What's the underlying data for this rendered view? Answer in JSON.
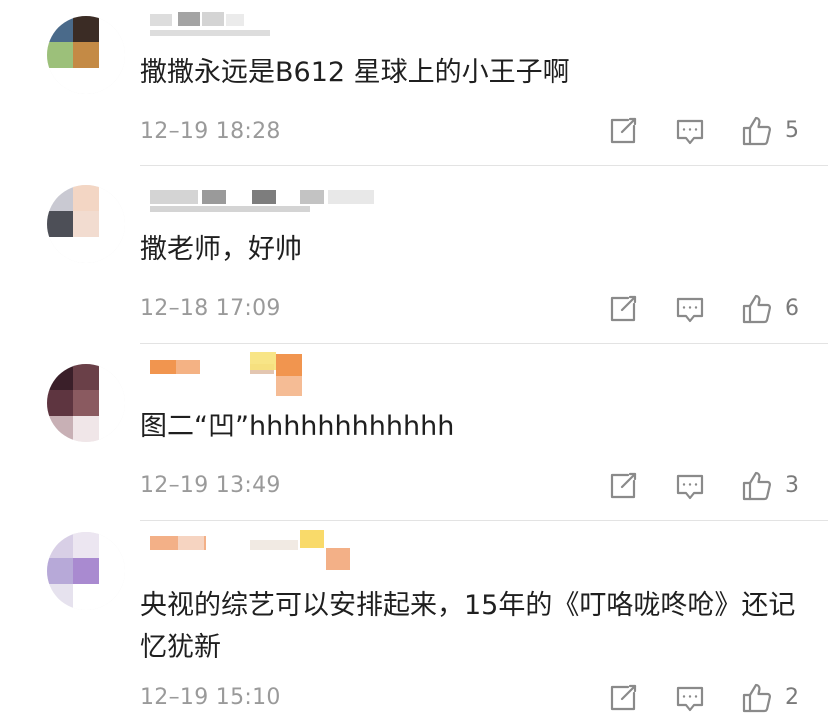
{
  "comments": [
    {
      "text": "撒撒永远是B612 星球上的小王子啊",
      "time": "12–19 18:28",
      "likes": "5",
      "avatar_colors": [
        "#4a6a8a",
        "#3b2c25",
        "#ffffff",
        "#9cc07a",
        "#c48a45",
        "#ffffff",
        "#ffffff",
        "#ffffff",
        "#ffffff"
      ],
      "nick_colors": [
        "#d9d9d9",
        "#9a9a9a",
        "#cfcfcf",
        "#e9e9e9"
      ]
    },
    {
      "text": "撒老师，好帅",
      "time": "12–18 17:09",
      "likes": "6",
      "avatar_colors": [
        "#c9c9d2",
        "#f3d6c4",
        "#ffffff",
        "#4d4f57",
        "#f2dcd0",
        "#ffffff",
        "#ffffff",
        "#ffffff",
        "#ffffff"
      ],
      "nick_colors": [
        "#cfcfcf",
        "#8f8f8f",
        "#6f6f6f",
        "#bdbdbd",
        "#e6e6e6"
      ]
    },
    {
      "text": "图二“凹”hhhhhhhhhhhh",
      "time": "12–19 13:49",
      "likes": "3",
      "avatar_colors": [
        "#3a1f29",
        "#6a4048",
        "#ffffff",
        "#5e3540",
        "#8a5a60",
        "#ffffff",
        "#c8b0b5",
        "#f0e6e8",
        "#ffffff"
      ],
      "nick_colors": [
        "#f08a3c",
        "#f4b58a",
        "#e0c0a8",
        "#f7e27a"
      ]
    },
    {
      "text": "央视的综艺可以安排起来，15年的《叮咯咙咚呛》还记忆犹新",
      "time": "12–19 15:10",
      "likes": "2",
      "avatar_colors": [
        "#d8cfe6",
        "#ece6f1",
        "#ffffff",
        "#b7a9d8",
        "#a98ad0",
        "#ffffff",
        "#e6e2ee",
        "#ffffff",
        "#ffffff"
      ],
      "nick_colors": [
        "#f2a77a",
        "#f6d8c8",
        "#f0e8e0",
        "#f8d65a"
      ]
    }
  ],
  "icons": {
    "share": "share-icon",
    "comment": "comment-icon",
    "like": "thumbs-up-icon"
  }
}
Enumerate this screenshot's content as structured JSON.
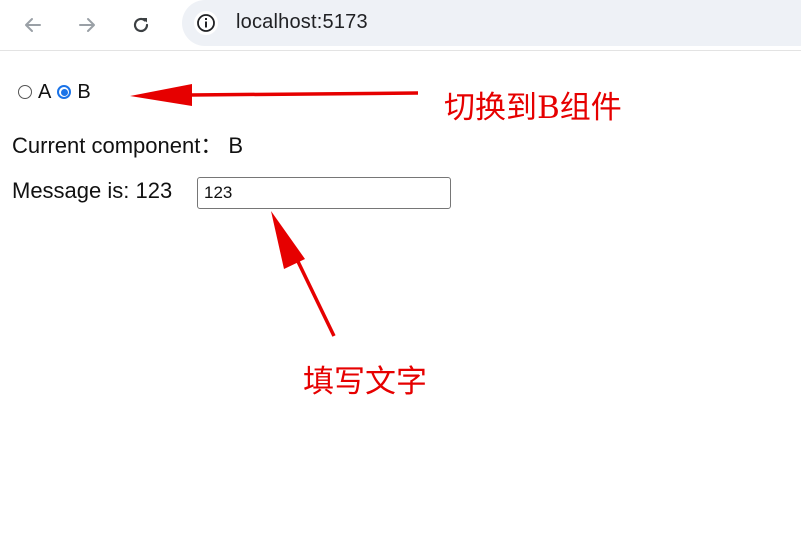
.....
TASK TO COMPLETE ::
Without including any picture, retype the entries exactly.

THE RESPONSE ::
What's the underlying data for this rendered view? Answer in JSON.
{
  "comments": [
    {
      "text": "撒撒永远是B612 星球上的小王子啊",
      "time": "12–19 18:28",
      "likes": "5",
      "avatar_colors": [
        "#4a6a8a",
        "#3b2c25",
        "#ffffff",
        "#9cc07a",
        "#c48a45",
        "#ffffff",
        "#ffffff",
        "#ffffff",
        "#ffffff"
      ],
      "nick_colors": [
        "#d9d9d9",
        "#9a9a9a",
        "#cfcfcf",
        "#e9e9e9"
      ]
    },
    {
      "text": "撒老师，好帅",
      "time": "12–18 17:09",
      "likes": "6",
      "avatar_colors": [
        "#c9c9d2",
        "#f3d6c4",
        "#ffffff",
        "#4d4f57",
        "#f2dcd0",
        "#ffffff",
        "#ffffff",
        "#ffffff",
        "#ffffff"
      ],
      "nick_colors": [
        "#cfcfcf",
        "#8f8f8f",
        "#6f6f6f",
        "#bdbdbd",
        "#e6e6e6"
      ]
    },
    {
      "text": "图二“凹”hhhhhhhhhhhh",
      "time": "12–19 13:49",
      "likes": "3",
      "avatar_colors": [
        "#3a1f29",
        "#6a4048",
        "#ffffff",
        "#5e3540",
        "#8a5a60",
        "#ffffff",
        "#c8b0b5",
        "#f0e6e8",
        "#ffffff"
      ],
      "nick_colors": [
        "#f08a3c",
        "#f4b58a",
        "#e0c0a8",
        "#f7e27a"
      ]
    },
    {
      "text": "央视的综艺可以安排起来，15年的《叮咯咙咚呛》还记忆犹新",
      "time": "12–19 15:10",
      "likes": "2",
      "avatar_colors": [
        "#d8cfe6",
        "#ece6f1",
        "#ffffff",
        "#b7a9d8",
        "#a98ad0",
        "#ffffff",
        "#e6e2ee",
        "#ffffff",
        "#ffffff"
      ],
      "nick_colors": [
        "#f2a77a",
        "#f6d8c8",
        "#f0e8e0",
        "#f8d65a"
      ]
    }
  ],
  "icons": {
    "share": "share-icon",
    "comment": "comment-icon",
    "like": "thumbs-up-icon"
  }
}
Enumerate this screenshot's content as structured JSON.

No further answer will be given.